Task to complete → The records below need retyping in full; give them again exactly.

--- start of Excerpted records ---

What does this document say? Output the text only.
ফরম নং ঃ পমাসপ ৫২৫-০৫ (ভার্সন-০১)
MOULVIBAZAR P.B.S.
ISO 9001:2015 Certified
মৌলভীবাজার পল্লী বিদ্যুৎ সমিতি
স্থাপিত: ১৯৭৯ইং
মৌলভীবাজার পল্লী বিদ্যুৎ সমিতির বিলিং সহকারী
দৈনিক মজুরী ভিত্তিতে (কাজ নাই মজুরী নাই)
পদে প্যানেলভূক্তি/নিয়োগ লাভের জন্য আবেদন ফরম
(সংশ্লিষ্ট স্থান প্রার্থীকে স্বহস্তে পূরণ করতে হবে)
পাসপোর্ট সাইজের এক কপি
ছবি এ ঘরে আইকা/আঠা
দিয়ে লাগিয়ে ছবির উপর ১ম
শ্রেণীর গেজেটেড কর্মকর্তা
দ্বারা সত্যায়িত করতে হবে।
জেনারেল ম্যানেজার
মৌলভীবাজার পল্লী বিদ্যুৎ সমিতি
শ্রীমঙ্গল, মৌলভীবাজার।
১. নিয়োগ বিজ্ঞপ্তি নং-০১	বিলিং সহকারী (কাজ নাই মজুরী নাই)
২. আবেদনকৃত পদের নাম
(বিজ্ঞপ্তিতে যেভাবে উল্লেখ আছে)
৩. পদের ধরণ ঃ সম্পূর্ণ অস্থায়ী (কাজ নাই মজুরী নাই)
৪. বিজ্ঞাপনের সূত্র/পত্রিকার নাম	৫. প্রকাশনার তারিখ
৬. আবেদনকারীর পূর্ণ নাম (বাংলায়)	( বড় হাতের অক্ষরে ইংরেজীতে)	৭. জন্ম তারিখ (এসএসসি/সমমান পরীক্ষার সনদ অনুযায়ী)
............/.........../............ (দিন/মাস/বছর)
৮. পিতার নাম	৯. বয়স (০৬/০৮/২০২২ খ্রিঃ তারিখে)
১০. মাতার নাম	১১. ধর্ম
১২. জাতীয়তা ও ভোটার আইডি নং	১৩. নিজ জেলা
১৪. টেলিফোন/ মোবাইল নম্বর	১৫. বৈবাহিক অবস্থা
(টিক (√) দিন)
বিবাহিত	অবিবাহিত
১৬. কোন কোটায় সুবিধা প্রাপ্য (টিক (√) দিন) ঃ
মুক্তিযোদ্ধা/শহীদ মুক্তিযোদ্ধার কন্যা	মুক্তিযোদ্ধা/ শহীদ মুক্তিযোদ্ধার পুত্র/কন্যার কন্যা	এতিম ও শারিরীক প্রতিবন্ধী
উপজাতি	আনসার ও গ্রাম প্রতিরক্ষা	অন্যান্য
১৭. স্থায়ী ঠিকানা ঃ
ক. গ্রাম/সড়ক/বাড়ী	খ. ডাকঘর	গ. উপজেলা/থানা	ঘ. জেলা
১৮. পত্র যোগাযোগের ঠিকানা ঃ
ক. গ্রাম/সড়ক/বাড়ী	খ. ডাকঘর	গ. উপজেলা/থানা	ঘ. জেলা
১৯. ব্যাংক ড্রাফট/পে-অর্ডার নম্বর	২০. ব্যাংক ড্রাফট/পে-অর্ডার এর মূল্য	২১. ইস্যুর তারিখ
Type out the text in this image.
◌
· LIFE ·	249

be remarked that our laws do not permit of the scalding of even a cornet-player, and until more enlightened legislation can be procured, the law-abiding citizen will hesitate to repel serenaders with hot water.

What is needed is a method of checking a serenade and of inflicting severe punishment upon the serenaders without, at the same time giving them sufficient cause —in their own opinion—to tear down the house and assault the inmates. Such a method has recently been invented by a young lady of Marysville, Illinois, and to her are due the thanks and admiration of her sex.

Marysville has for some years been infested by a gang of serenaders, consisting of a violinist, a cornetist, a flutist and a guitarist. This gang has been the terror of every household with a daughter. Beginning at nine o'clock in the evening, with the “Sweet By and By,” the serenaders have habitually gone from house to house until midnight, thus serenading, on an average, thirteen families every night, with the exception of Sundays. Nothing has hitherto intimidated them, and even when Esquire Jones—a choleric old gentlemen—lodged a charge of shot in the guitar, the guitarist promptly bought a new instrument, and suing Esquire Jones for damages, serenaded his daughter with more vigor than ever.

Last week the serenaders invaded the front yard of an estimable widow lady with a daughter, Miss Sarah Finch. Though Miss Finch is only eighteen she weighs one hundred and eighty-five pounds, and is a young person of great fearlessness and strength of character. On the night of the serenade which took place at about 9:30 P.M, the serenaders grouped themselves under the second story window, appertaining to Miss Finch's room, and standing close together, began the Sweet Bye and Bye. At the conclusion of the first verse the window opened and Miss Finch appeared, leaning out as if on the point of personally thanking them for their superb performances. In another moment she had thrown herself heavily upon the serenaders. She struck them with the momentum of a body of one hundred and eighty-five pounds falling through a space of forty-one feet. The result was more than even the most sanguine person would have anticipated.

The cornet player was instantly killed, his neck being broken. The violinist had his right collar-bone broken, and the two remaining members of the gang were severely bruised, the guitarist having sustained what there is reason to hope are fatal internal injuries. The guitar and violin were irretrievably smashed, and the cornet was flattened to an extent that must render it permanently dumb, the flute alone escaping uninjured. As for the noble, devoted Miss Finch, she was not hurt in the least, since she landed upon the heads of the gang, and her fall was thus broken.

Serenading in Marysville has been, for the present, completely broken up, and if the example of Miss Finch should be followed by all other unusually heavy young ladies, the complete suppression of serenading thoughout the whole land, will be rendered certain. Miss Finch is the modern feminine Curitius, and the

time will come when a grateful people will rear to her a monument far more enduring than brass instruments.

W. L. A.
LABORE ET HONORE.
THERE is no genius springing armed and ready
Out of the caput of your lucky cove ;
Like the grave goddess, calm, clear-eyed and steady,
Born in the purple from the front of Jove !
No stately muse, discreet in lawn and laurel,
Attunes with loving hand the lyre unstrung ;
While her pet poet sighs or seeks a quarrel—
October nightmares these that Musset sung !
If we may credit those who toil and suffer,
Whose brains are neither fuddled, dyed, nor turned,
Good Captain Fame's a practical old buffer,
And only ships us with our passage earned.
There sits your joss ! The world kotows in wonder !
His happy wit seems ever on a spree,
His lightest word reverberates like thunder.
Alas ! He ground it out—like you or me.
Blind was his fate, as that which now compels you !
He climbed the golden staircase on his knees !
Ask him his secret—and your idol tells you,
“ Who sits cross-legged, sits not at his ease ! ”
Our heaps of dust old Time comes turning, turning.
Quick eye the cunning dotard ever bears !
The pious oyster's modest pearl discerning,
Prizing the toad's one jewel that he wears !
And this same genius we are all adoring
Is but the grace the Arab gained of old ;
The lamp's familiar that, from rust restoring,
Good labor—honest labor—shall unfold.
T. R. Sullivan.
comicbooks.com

--- end of Excerpted records ---

Answer in full →
What does this document say? Output the text only.
ফরম নং ঃ পমাসপ ৫২৫-০৫ (ভার্সন-০১)
MOULVIBAZAR P.B.S.
ISO 9001:2015 Certified
মৌলভীবাজার পল্লী বিদ্যুৎ সমিতি
স্থাপিত: ১৯৭৯ইং
মৌলভীবাজার পল্লী বিদ্যুৎ সমিতির বিলিং সহকারী
দৈনিক মজুরী ভিত্তিতে (কাজ নাই মজুরী নাই)
পদে প্যানেলভূক্তি/নিয়োগ লাভের জন্য আবেদন ফরম
(সংশ্লিষ্ট স্থান প্রার্থীকে স্বহস্তে পূরণ করতে হবে)
পাসপোর্ট সাইজের এক কপি
ছবি এ ঘরে আইকা/আঠা
দিয়ে লাগিয়ে ছবির উপর ১ম
শ্রেণীর গেজেটেড কর্মকর্তা
দ্বারা সত্যায়িত করতে হবে।
জেনারেল ম্যানেজার
মৌলভীবাজার পল্লী বিদ্যুৎ সমিতি
শ্রীমঙ্গল, মৌলভীবাজার।
১. নিয়োগ বিজ্ঞপ্তি নং-০১	বিলিং সহকারী (কাজ নাই মজুরী নাই)
২. আবেদনকৃত পদের নাম
(বিজ্ঞপ্তিতে যেভাবে উল্লেখ আছে)
৩. পদের ধরণ ঃ সম্পূর্ণ অস্থায়ী (কাজ নাই মজুরী নাই)
৪. বিজ্ঞাপনের সূত্র/পত্রিকার নাম	৫. প্রকাশনার তারিখ
৬. আবেদনকারীর পূর্ণ নাম (বাংলায়)	( বড় হাতের অক্ষরে ইংরেজীতে)	৭. জন্ম তারিখ (এসএসসি/সমমান পরীক্ষার সনদ অনুযায়ী)
............/.........../............ (দিন/মাস/বছর)
৮. পিতার নাম	৯. বয়স (০৬/০৮/২০২২ খ্রিঃ তারিখে)
১০. মাতার নাম	১১. ধর্ম
১২. জাতীয়তা ও ভোটার আইডি নং	১৩. নিজ জেলা
১৪. টেলিফোন/ মোবাইল নম্বর	১৫. বৈবাহিক অবস্থা
(টিক (√) দিন)
বিবাহিত	অবিবাহিত
১৬. কোন কোটায় সুবিধা প্রাপ্য (টিক (√) দিন) ঃ
মুক্তিযোদ্ধা/শহীদ মুক্তিযোদ্ধার কন্যা	মুক্তিযোদ্ধা/ শহীদ মুক্তিযোদ্ধার পুত্র/কন্যার কন্যা	এতিম ও শারিরীক প্রতিবন্ধী
উপজাতি	আনসার ও গ্রাম প্রতিরক্ষা	অন্যান্য
১৭. স্থায়ী ঠিকানা ঃ
ক. গ্রাম/সড়ক/বাড়ী	খ. ডাকঘর	গ. উপজেলা/থানা	ঘ. জেলা
১৮. পত্র যোগাযোগের ঠিকানা ঃ
ক. গ্রাম/সড়ক/বাড়ী	খ. ডাকঘর	গ. উপজেলা/থানা	ঘ. জেলা
১৯. ব্যাংক ড্রাফট/পে-অর্ডার নম্বর	২০. ব্যাংক ড্রাফট/পে-অর্ডার এর মূল্য	২১. ইস্যুর তারিখ
Type out the text in this image.
◌
· LIFE ·	249

be remarked that our laws do not permit of the scalding of even a cornet-player, and until more enlightened legislation can be procured, the law-abiding citizen will hesitate to repel serenaders with hot water.

What is needed is a method of checking a serenade and of inflicting severe punishment upon the serenaders without, at the same time giving them sufficient cause —in their own opinion—to tear down the house and assault the inmates. Such a method has recently been invented by a young lady of Marysville, Illinois, and to her are due the thanks and admiration of her sex.

Marysville has for some years been infested by a gang of serenaders, consisting of a violinist, a cornetist, a flutist and a guitarist. This gang has been the terror of every household with a daughter. Beginning at nine o'clock in the evening, with the “Sweet By and By,” the serenaders have habitually gone from house to house until midnight, thus serenading, on an average, thirteen families every night, with the exception of Sundays. Nothing has hitherto intimidated them, and even when Esquire Jones—a choleric old gentlemen—lodged a charge of shot in the guitar, the guitarist promptly bought a new instrument, and suing Esquire Jones for damages, serenaded his daughter with more vigor than ever.

Last week the serenaders invaded the front yard of an estimable widow lady with a daughter, Miss Sarah Finch. Though Miss Finch is only eighteen she weighs one hundred and eighty-five pounds, and is a young person of great fearlessness and strength of character. On the night of the serenade which took place at about 9:30 P.M, the serenaders grouped themselves under the second story window, appertaining to Miss Finch's room, and standing close together, began the Sweet Bye and Bye. At the conclusion of the first verse the window opened and Miss Finch appeared, leaning out as if on the point of personally thanking them for their superb performances. In another moment she had thrown herself heavily upon the serenaders. She struck them with the momentum of a body of one hundred and eighty-five pounds falling through a space of forty-one feet. The result was more than even the most sanguine person would have anticipated.

The cornet player was instantly killed, his neck being broken. The violinist had his right collar-bone broken, and the two remaining members of the gang were severely bruised, the guitarist having sustained what there is reason to hope are fatal internal injuries. The guitar and violin were irretrievably smashed, and the cornet was flattened to an extent that must render it permanently dumb, the flute alone escaping uninjured. As for the noble, devoted Miss Finch, she was not hurt in the least, since she landed upon the heads of the gang, and her fall was thus broken.

Serenading in Marysville has been, for the present, completely broken up, and if the example of Miss Finch should be followed by all other unusually heavy young ladies, the complete suppression of serenading thoughout the whole land, will be rendered certain. Miss Finch is the modern feminine Curitius, and the

time will come when a grateful people will rear to her a monument far more enduring than brass instruments.

W. L. A.
LABORE ET HONORE.
THERE is no genius springing armed and ready
Out of the caput of your lucky cove ;
Like the grave goddess, calm, clear-eyed and steady,
Born in the purple from the front of Jove !
No stately muse, discreet in lawn and laurel,
Attunes with loving hand the lyre unstrung ;
While her pet poet sighs or seeks a quarrel—
October nightmares these that Musset sung !
If we may credit those who toil and suffer,
Whose brains are neither fuddled, dyed, nor turned,
Good Captain Fame's a practical old buffer,
And only ships us with our passage earned.
There sits your joss ! The world kotows in wonder !
His happy wit seems ever on a spree,
His lightest word reverberates like thunder.
Alas ! He ground it out—like you or me.
Blind was his fate, as that which now compels you !
He climbed the golden staircase on his knees !
Ask him his secret—and your idol tells you,
“ Who sits cross-legged, sits not at his ease ! ”
Our heaps of dust old Time comes turning, turning.
Quick eye the cunning dotard ever bears !
The pious oyster's modest pearl discerning,
Prizing the toad's one jewel that he wears !
And this same genius we are all adoring
Is but the grace the Arab gained of old ;
The lamp's familiar that, from rust restoring,
Good labor—honest labor—shall unfold.
T. R. Sullivan.
comicbooks.com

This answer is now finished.